■ **To do**:
Search the listing for the string "price" and copy every line that contains it.

■ **Data for this task**:
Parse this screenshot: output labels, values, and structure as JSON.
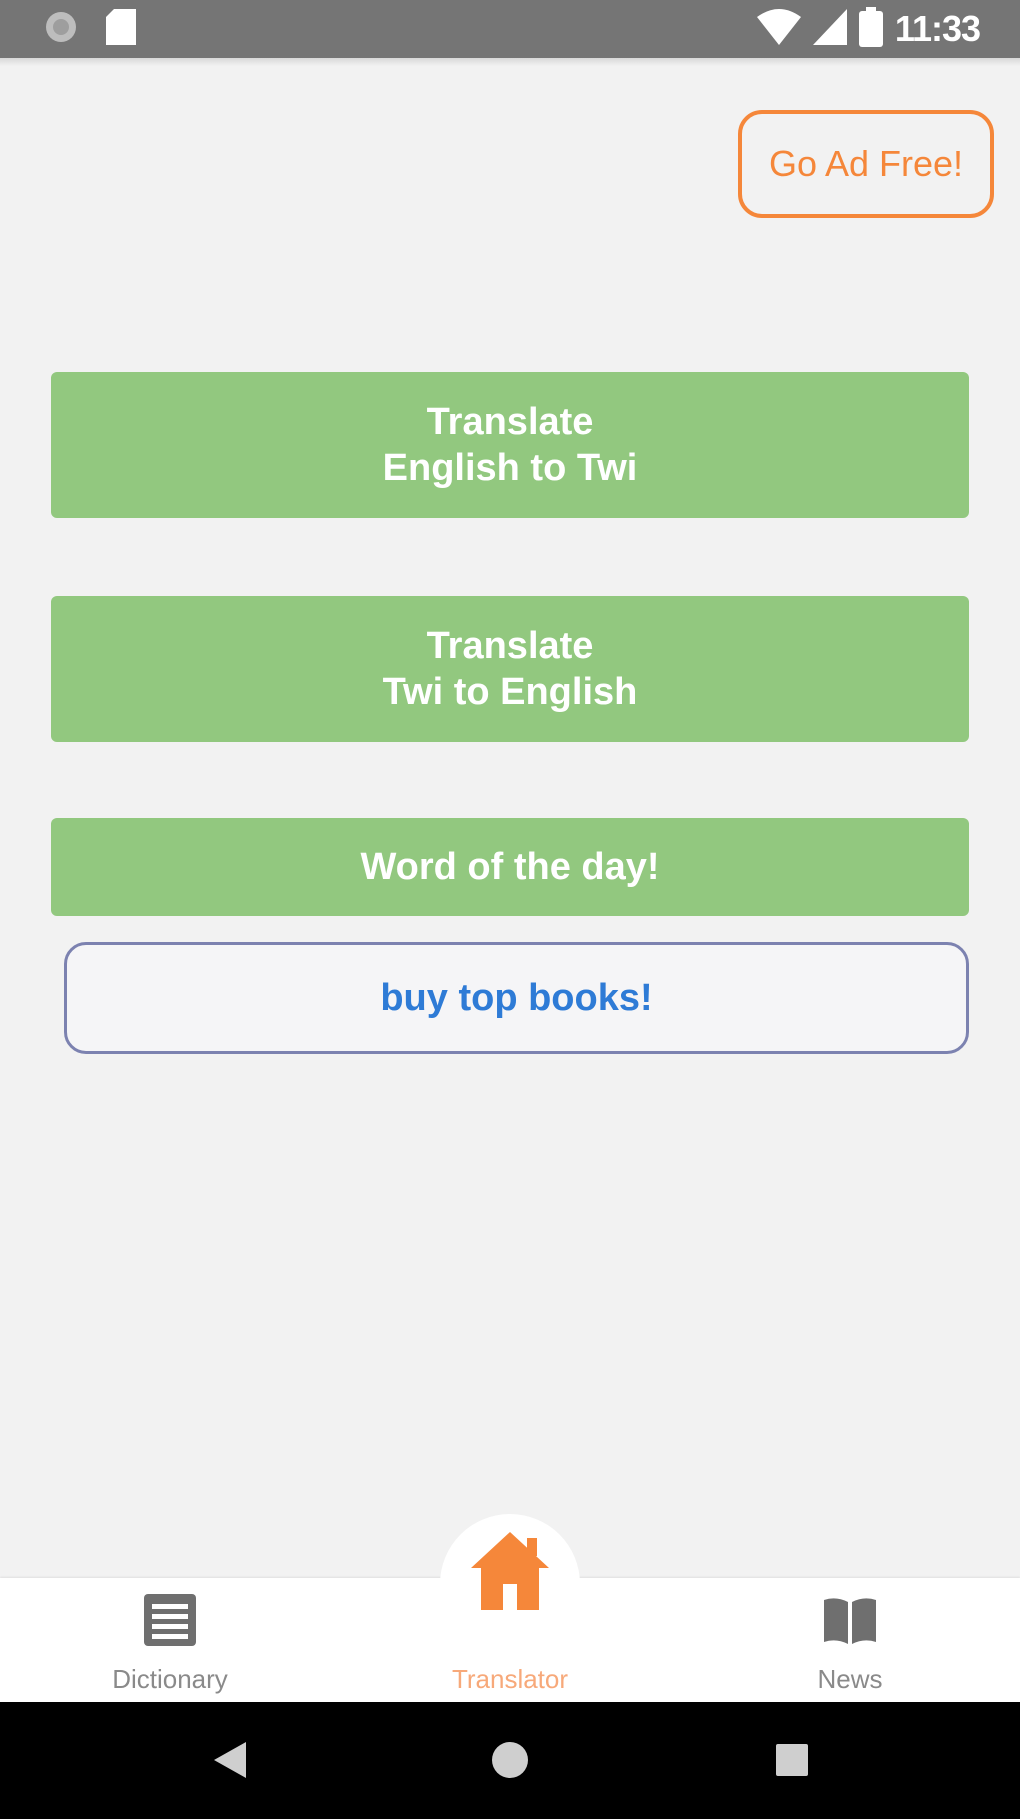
{
  "status_bar": {
    "time": "11:33",
    "icons": [
      "circle-notification-icon",
      "sd-card-icon",
      "wifi-icon",
      "signal-icon",
      "battery-icon"
    ]
  },
  "header": {
    "go_ad_free_label": "Go Ad Free!"
  },
  "actions": {
    "en_to_twi": {
      "line1": "Translate",
      "line2": "English to Twi"
    },
    "twi_to_en": {
      "line1": "Translate",
      "line2": "Twi to English"
    },
    "word_of_day_label": "Word of the day!",
    "buy_books_label": "buy top books!"
  },
  "bottom_nav": {
    "items": [
      {
        "label": "Dictionary",
        "icon": "list-icon",
        "active": false
      },
      {
        "label": "Translator",
        "icon": "home-icon",
        "active": true
      },
      {
        "label": "News",
        "icon": "book-icon",
        "active": false
      }
    ]
  },
  "colors": {
    "accent_orange": "#f5873a",
    "button_green": "#92c87f",
    "link_blue": "#2e7bd6",
    "background": "#f2f2f2"
  }
}
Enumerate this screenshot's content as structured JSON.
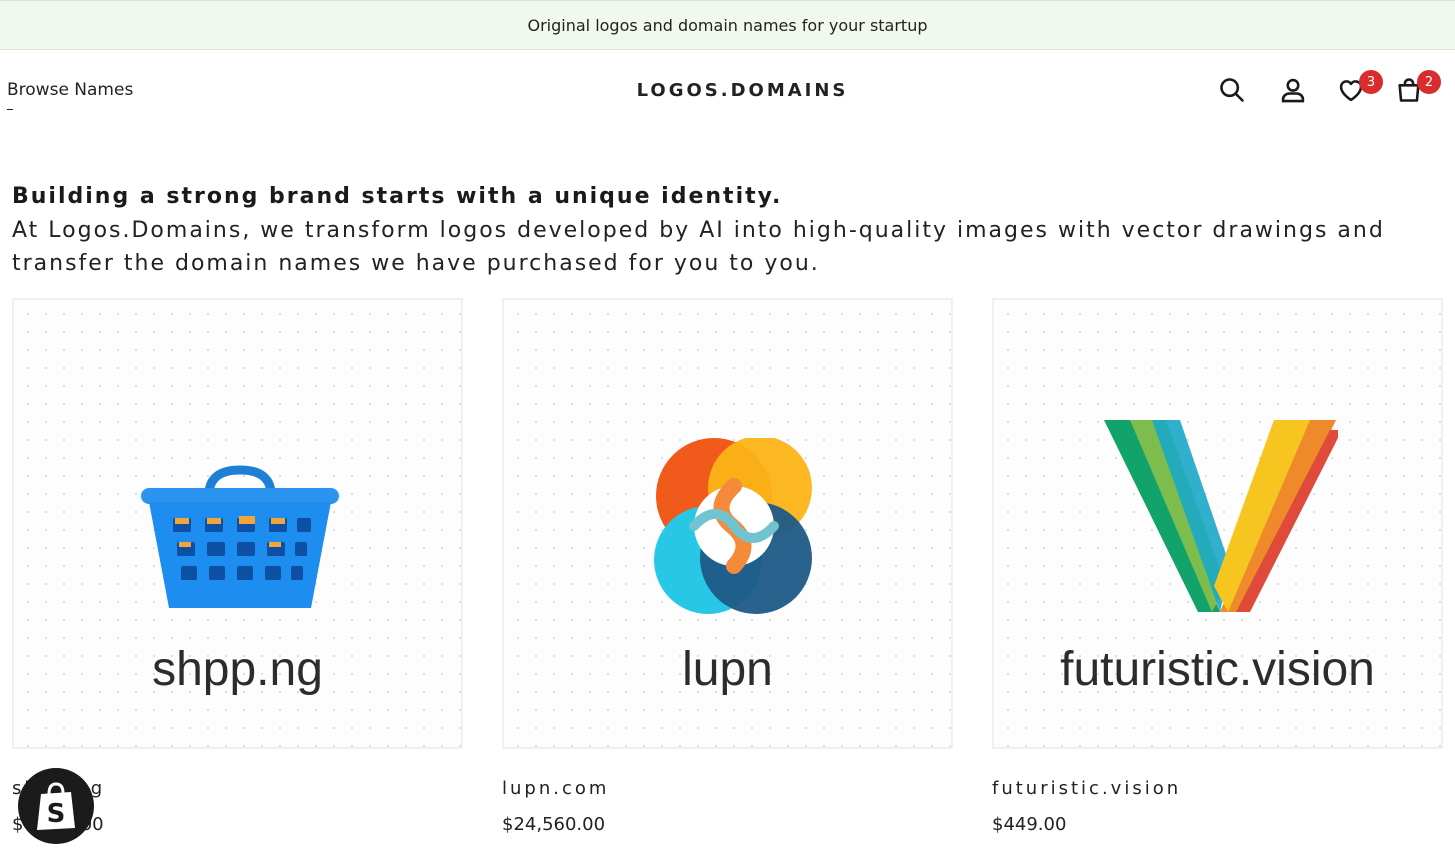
{
  "announcement": "Original logos and domain names for your startup",
  "header": {
    "browse_label": "Browse Names",
    "logo_text": "LOGOS.DOMAINS",
    "wishlist_count": "3",
    "cart_count": "2"
  },
  "intro": {
    "heading": "Building a strong brand starts with a unique identity.",
    "body": "At Logos.Domains, we transform logos developed by AI into high-quality images with vector drawings and transfer the domain names we have purchased for you to you."
  },
  "products": [
    {
      "image_text": "shpp.ng",
      "title": "shpp.ng",
      "price": "$4,270.00"
    },
    {
      "image_text": "lupn",
      "title": "lupn.com",
      "price": "$24,560.00"
    },
    {
      "image_text": "futuristic.vision",
      "title": "futuristic.vision",
      "price": "$449.00"
    }
  ],
  "colors": {
    "accent": "#d92d2d",
    "announce_bg": "#f1f9ee"
  }
}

■ **Exercise response**:
      "price": "$4,270.00"
      "price": "$24,560.00"
      "price": "$449.00"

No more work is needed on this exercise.